** Start of DATA FOR THIS TASK **

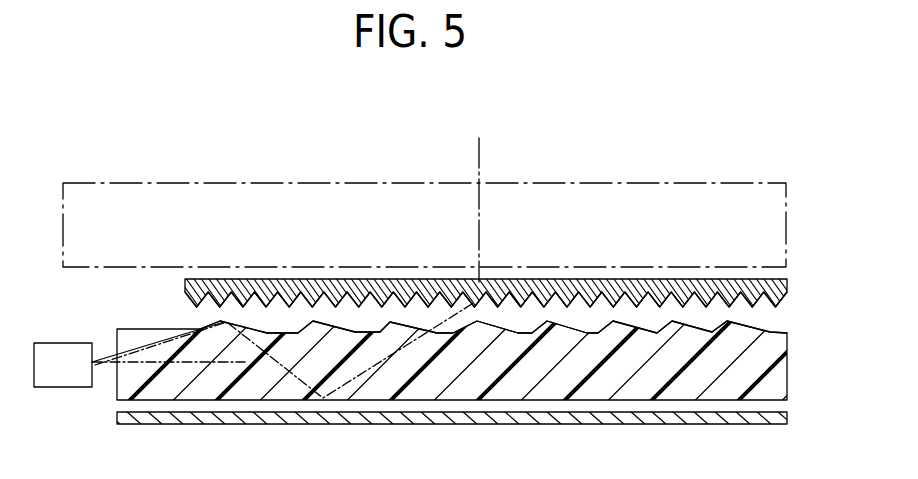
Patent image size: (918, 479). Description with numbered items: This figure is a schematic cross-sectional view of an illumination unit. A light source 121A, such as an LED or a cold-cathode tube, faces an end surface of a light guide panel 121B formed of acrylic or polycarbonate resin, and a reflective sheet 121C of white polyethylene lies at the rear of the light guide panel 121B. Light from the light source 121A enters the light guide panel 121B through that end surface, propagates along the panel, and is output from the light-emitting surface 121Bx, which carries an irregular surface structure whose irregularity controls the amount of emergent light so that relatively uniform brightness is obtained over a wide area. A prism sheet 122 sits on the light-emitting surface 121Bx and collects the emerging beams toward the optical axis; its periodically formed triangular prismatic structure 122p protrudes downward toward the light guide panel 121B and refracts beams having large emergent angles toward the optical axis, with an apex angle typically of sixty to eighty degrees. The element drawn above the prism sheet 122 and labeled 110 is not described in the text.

The display panel 110 is at (655, 183).
The prism sheet 122 is at (215, 287).
The prismatic structure 122p is at (774, 306).
The light guide panel 121B is at (777, 371).
The light-emitting surface 121Bx is at (226, 323).
The reflective sheet 121C is at (787, 416).
The light source 121A is at (62, 378).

** End of DATA FOR THIS TASK **

| STATED GOAL |
Reproduce every one of the records above word for word, omitting the pictures from your output.

| CORRECT OUTPUT |
Patent image size: (918, 479). Description with numbered items: This figure is a schematic cross-sectional view of an illumination unit. A light source 121A, such as an LED or a cold-cathode tube, faces an end surface of a light guide panel 121B formed of acrylic or polycarbonate resin, and a reflective sheet 121C of white polyethylene lies at the rear of the light guide panel 121B. Light from the light source 121A enters the light guide panel 121B through that end surface, propagates along the panel, and is output from the light-emitting surface 121Bx, which carries an irregular surface structure whose irregularity controls the amount of emergent light so that relatively uniform brightness is obtained over a wide area. A prism sheet 122 sits on the light-emitting surface 121Bx and collects the emerging beams toward the optical axis; its periodically formed triangular prismatic structure 122p protrudes downward toward the light guide panel 121B and refracts beams having large emergent angles toward the optical axis, with an apex angle typically of sixty to eighty degrees. The element drawn above the prism sheet 122 and labeled 110 is not described in the text.

The display panel 110 is at (655, 183).
The prism sheet 122 is at (215, 287).
The prismatic structure 122p is at (774, 306).
The light guide panel 121B is at (777, 371).
The light-emitting surface 121Bx is at (226, 323).
The reflective sheet 121C is at (787, 416).
The light source 121A is at (62, 378).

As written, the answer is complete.